------ RECORDS FOR THIS TASK

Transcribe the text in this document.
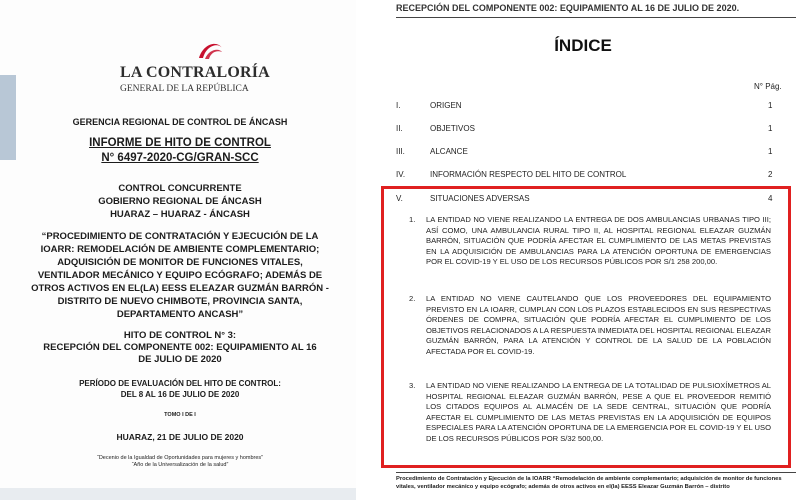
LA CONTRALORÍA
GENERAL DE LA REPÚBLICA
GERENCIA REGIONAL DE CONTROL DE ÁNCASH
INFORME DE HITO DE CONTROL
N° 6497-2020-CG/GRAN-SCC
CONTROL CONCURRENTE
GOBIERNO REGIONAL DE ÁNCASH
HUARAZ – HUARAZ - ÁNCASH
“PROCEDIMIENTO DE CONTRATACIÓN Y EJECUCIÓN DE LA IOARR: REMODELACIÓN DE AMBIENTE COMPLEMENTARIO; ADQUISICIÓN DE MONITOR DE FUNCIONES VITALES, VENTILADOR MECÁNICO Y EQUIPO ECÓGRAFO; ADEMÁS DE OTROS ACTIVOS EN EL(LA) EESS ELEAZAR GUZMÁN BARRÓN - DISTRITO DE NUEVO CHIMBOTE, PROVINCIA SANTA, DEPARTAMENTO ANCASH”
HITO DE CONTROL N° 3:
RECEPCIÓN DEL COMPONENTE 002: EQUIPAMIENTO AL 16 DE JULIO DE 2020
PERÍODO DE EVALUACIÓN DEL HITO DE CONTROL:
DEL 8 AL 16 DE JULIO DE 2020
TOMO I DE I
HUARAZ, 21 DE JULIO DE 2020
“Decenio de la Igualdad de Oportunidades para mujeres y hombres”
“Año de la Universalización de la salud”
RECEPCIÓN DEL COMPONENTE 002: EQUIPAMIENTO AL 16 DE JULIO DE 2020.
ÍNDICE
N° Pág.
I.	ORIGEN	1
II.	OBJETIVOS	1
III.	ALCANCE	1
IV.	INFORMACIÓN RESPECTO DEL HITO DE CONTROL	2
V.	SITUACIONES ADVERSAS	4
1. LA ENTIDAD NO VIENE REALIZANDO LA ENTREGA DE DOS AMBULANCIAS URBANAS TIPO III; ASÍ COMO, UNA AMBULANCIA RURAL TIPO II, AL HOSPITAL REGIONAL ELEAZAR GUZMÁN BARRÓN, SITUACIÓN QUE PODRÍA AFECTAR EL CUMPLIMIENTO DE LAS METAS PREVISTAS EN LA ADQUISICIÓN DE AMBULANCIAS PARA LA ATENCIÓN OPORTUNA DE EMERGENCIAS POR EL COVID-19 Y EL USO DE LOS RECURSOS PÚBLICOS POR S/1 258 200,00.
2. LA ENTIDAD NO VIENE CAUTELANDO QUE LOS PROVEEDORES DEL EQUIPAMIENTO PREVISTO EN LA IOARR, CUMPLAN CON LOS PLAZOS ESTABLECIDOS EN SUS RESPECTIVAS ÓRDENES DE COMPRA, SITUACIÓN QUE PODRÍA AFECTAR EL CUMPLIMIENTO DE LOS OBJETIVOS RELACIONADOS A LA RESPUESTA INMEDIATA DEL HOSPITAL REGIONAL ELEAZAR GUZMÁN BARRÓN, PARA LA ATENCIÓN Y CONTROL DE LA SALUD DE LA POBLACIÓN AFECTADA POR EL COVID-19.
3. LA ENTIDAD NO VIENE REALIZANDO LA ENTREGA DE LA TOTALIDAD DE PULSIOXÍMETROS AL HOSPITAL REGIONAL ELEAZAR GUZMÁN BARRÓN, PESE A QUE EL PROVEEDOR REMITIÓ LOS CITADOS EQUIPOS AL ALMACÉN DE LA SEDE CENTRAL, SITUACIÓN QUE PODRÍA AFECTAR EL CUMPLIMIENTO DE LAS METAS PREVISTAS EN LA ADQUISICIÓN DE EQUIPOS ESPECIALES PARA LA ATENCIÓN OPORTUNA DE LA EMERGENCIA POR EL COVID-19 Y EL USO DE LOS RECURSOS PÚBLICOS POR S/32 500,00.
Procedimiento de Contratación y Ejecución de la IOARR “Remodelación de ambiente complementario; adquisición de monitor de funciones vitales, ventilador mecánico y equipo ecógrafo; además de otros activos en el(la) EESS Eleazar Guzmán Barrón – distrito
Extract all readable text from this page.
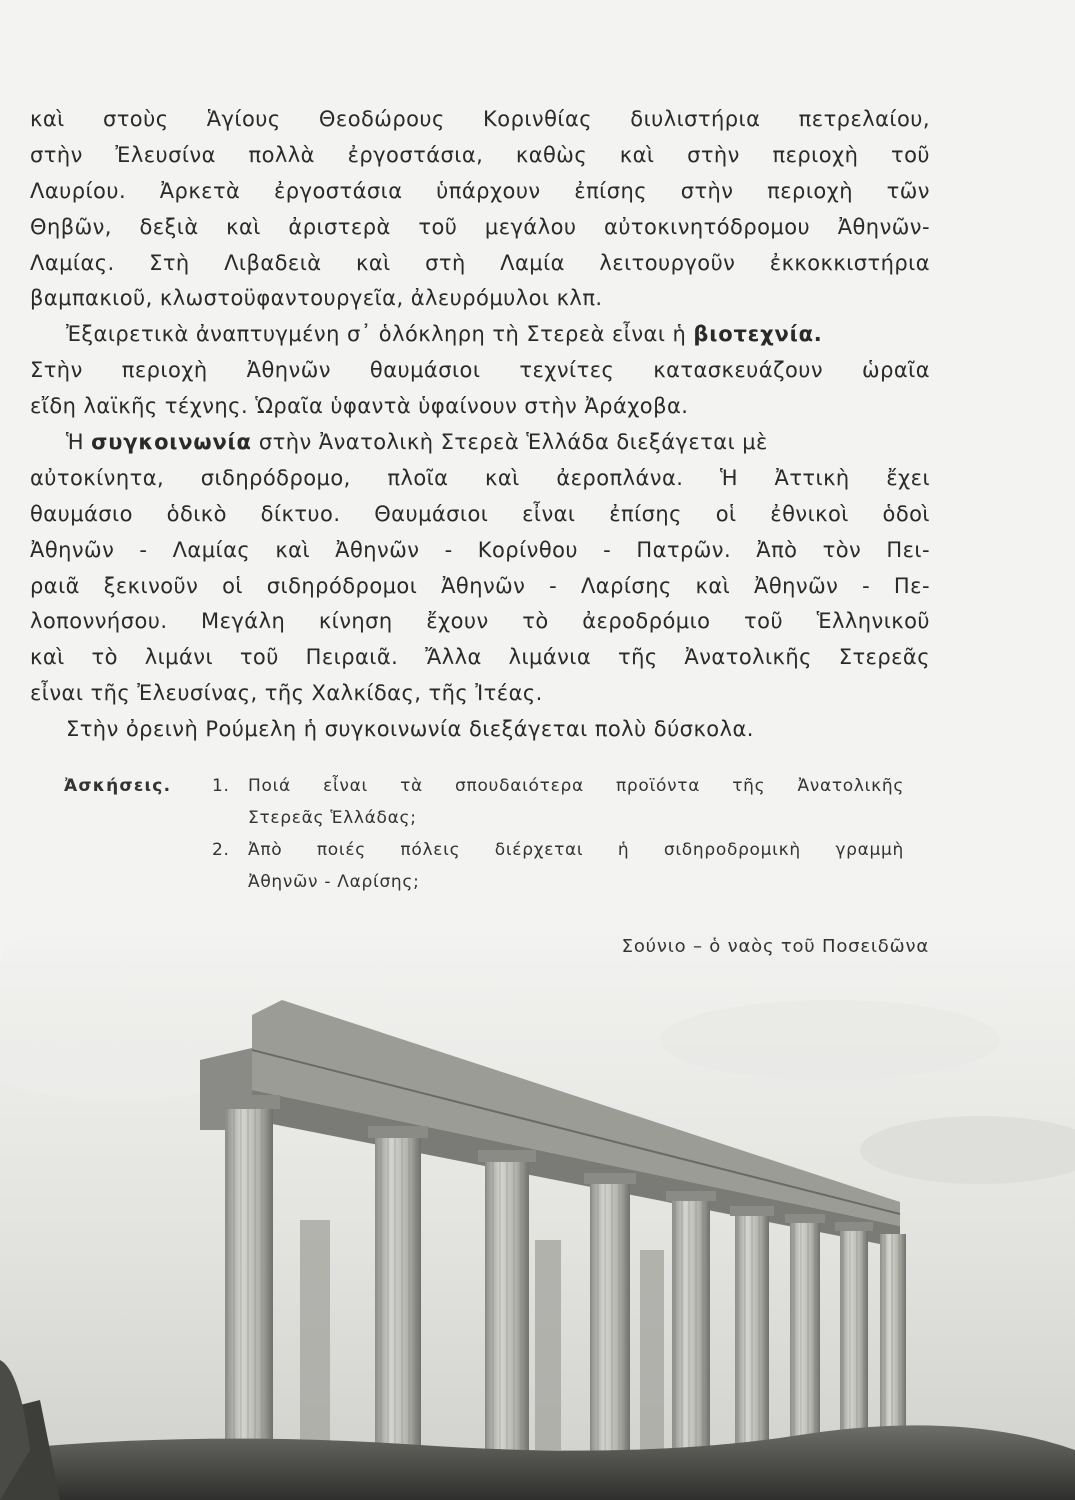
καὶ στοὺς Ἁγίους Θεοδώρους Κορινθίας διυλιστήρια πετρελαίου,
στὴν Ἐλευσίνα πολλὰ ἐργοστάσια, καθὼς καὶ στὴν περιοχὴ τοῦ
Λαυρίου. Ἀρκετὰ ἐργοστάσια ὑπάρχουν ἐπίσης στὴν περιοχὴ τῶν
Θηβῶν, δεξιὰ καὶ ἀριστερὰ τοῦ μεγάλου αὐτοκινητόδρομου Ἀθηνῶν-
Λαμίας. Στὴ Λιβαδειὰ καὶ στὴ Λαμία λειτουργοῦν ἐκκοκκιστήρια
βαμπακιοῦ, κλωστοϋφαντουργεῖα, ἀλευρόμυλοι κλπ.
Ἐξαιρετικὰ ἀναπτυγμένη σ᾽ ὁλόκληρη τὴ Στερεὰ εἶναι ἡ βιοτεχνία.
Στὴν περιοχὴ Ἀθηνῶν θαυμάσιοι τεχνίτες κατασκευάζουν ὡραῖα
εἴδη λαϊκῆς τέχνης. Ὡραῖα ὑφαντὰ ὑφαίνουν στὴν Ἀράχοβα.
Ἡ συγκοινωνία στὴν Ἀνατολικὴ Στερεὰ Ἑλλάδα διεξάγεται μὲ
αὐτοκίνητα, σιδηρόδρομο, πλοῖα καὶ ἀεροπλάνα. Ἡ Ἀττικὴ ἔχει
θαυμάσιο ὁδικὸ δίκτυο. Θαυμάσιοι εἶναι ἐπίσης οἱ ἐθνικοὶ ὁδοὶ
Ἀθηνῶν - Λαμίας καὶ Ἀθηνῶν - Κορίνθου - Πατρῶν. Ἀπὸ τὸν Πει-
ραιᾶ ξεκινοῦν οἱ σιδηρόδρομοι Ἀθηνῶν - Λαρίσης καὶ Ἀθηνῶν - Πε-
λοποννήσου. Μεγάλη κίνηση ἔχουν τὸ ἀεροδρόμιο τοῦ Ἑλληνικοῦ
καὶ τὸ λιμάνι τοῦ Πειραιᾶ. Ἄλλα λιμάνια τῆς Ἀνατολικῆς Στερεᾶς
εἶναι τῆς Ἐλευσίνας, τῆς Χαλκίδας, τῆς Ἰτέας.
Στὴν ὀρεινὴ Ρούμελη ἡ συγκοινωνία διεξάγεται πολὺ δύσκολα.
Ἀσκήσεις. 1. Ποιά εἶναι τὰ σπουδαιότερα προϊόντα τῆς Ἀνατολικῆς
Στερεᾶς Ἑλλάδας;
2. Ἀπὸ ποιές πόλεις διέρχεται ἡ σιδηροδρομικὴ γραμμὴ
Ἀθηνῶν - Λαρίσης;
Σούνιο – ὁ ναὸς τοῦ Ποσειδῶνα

------------

Every line above should be returned exactly; the pictures stay out.

_TASK RESPONSE_
Transcribe the text in this document.
LA CONTRALORÍA
GENERAL DE LA REPÚBLICA
GERENCIA REGIONAL DE CONTROL DE ÁNCASH
INFORME DE HITO DE CONTROL
N° 6497-2020-CG/GRAN-SCC
CONTROL CONCURRENTE
GOBIERNO REGIONAL DE ÁNCASH
HUARAZ – HUARAZ - ÁNCASH
“PROCEDIMIENTO DE CONTRATACIÓN Y EJECUCIÓN DE LA IOARR: REMODELACIÓN DE AMBIENTE COMPLEMENTARIO; ADQUISICIÓN DE MONITOR DE FUNCIONES VITALES, VENTILADOR MECÁNICO Y EQUIPO ECÓGRAFO; ADEMÁS DE OTROS ACTIVOS EN EL(LA) EESS ELEAZAR GUZMÁN BARRÓN - DISTRITO DE NUEVO CHIMBOTE, PROVINCIA SANTA, DEPARTAMENTO ANCASH”
HITO DE CONTROL N° 3:
RECEPCIÓN DEL COMPONENTE 002: EQUIPAMIENTO AL 16 DE JULIO DE 2020
PERÍODO DE EVALUACIÓN DEL HITO DE CONTROL:
DEL 8 AL 16 DE JULIO DE 2020
TOMO I DE I
HUARAZ, 21 DE JULIO DE 2020
“Decenio de la Igualdad de Oportunidades para mujeres y hombres”
“Año de la Universalización de la salud”
RECEPCIÓN DEL COMPONENTE 002: EQUIPAMIENTO AL 16 DE JULIO DE 2020.
ÍNDICE
N° Pág.
I.	ORIGEN	1
II.	OBJETIVOS	1
III.	ALCANCE	1
IV.	INFORMACIÓN RESPECTO DEL HITO DE CONTROL	2
V.	SITUACIONES ADVERSAS	4
1. LA ENTIDAD NO VIENE REALIZANDO LA ENTREGA DE DOS AMBULANCIAS URBANAS TIPO III; ASÍ COMO, UNA AMBULANCIA RURAL TIPO II, AL HOSPITAL REGIONAL ELEAZAR GUZMÁN BARRÓN, SITUACIÓN QUE PODRÍA AFECTAR EL CUMPLIMIENTO DE LAS METAS PREVISTAS EN LA ADQUISICIÓN DE AMBULANCIAS PARA LA ATENCIÓN OPORTUNA DE EMERGENCIAS POR EL COVID-19 Y EL USO DE LOS RECURSOS PÚBLICOS POR S/1 258 200,00.
2. LA ENTIDAD NO VIENE CAUTELANDO QUE LOS PROVEEDORES DEL EQUIPAMIENTO PREVISTO EN LA IOARR, CUMPLAN CON LOS PLAZOS ESTABLECIDOS EN SUS RESPECTIVAS ÓRDENES DE COMPRA, SITUACIÓN QUE PODRÍA AFECTAR EL CUMPLIMIENTO DE LOS OBJETIVOS RELACIONADOS A LA RESPUESTA INMEDIATA DEL HOSPITAL REGIONAL ELEAZAR GUZMÁN BARRÓN, PARA LA ATENCIÓN Y CONTROL DE LA SALUD DE LA POBLACIÓN AFECTADA POR EL COVID-19.
3. LA ENTIDAD NO VIENE REALIZANDO LA ENTREGA DE LA TOTALIDAD DE PULSIOXÍMETROS AL HOSPITAL REGIONAL ELEAZAR GUZMÁN BARRÓN, PESE A QUE EL PROVEEDOR REMITIÓ LOS CITADOS EQUIPOS AL ALMACÉN DE LA SEDE CENTRAL, SITUACIÓN QUE PODRÍA AFECTAR EL CUMPLIMIENTO DE LAS METAS PREVISTAS EN LA ADQUISICIÓN DE EQUIPOS ESPECIALES PARA LA ATENCIÓN OPORTUNA DE LA EMERGENCIA POR EL COVID-19 Y EL USO DE LOS RECURSOS PÚBLICOS POR S/32 500,00.
Procedimiento de Contratación y Ejecución de la IOARR “Remodelación de ambiente complementario; adquisición de monitor de funciones vitales, ventilador mecánico y equipo ecógrafo; además de otros activos en el(la) EESS Eleazar Guzmán Barrón – distrito
Extract all readable text from this page.
καὶ στοὺς Ἁγίους Θεοδώρους Κορινθίας διυλιστήρια πετρελαίου,
στὴν Ἐλευσίνα πολλὰ ἐργοστάσια, καθὼς καὶ στὴν περιοχὴ τοῦ
Λαυρίου. Ἀρκετὰ ἐργοστάσια ὑπάρχουν ἐπίσης στὴν περιοχὴ τῶν
Θηβῶν, δεξιὰ καὶ ἀριστερὰ τοῦ μεγάλου αὐτοκινητόδρομου Ἀθηνῶν-
Λαμίας. Στὴ Λιβαδειὰ καὶ στὴ Λαμία λειτουργοῦν ἐκκοκκιστήρια
βαμπακιοῦ, κλωστοϋφαντουργεῖα, ἀλευρόμυλοι κλπ.
Ἐξαιρετικὰ ἀναπτυγμένη σ᾽ ὁλόκληρη τὴ Στερεὰ εἶναι ἡ βιοτεχνία.
Στὴν περιοχὴ Ἀθηνῶν θαυμάσιοι τεχνίτες κατασκευάζουν ὡραῖα
εἴδη λαϊκῆς τέχνης. Ὡραῖα ὑφαντὰ ὑφαίνουν στὴν Ἀράχοβα.
Ἡ συγκοινωνία στὴν Ἀνατολικὴ Στερεὰ Ἑλλάδα διεξάγεται μὲ
αὐτοκίνητα, σιδηρόδρομο, πλοῖα καὶ ἀεροπλάνα. Ἡ Ἀττικὴ ἔχει
θαυμάσιο ὁδικὸ δίκτυο. Θαυμάσιοι εἶναι ἐπίσης οἱ ἐθνικοὶ ὁδοὶ
Ἀθηνῶν - Λαμίας καὶ Ἀθηνῶν - Κορίνθου - Πατρῶν. Ἀπὸ τὸν Πει-
ραιᾶ ξεκινοῦν οἱ σιδηρόδρομοι Ἀθηνῶν - Λαρίσης καὶ Ἀθηνῶν - Πε-
λοποννήσου. Μεγάλη κίνηση ἔχουν τὸ ἀεροδρόμιο τοῦ Ἑλληνικοῦ
καὶ τὸ λιμάνι τοῦ Πειραιᾶ. Ἄλλα λιμάνια τῆς Ἀνατολικῆς Στερεᾶς
εἶναι τῆς Ἐλευσίνας, τῆς Χαλκίδας, τῆς Ἰτέας.
Στὴν ὀρεινὴ Ρούμελη ἡ συγκοινωνία διεξάγεται πολὺ δύσκολα.
Ἀσκήσεις. 1. Ποιά εἶναι τὰ σπουδαιότερα προϊόντα τῆς Ἀνατολικῆς
Στερεᾶς Ἑλλάδας;
2. Ἀπὸ ποιές πόλεις διέρχεται ἡ σιδηροδρομικὴ γραμμὴ
Ἀθηνῶν - Λαρίσης;
Σούνιο – ὁ ναὸς τοῦ Ποσειδῶνα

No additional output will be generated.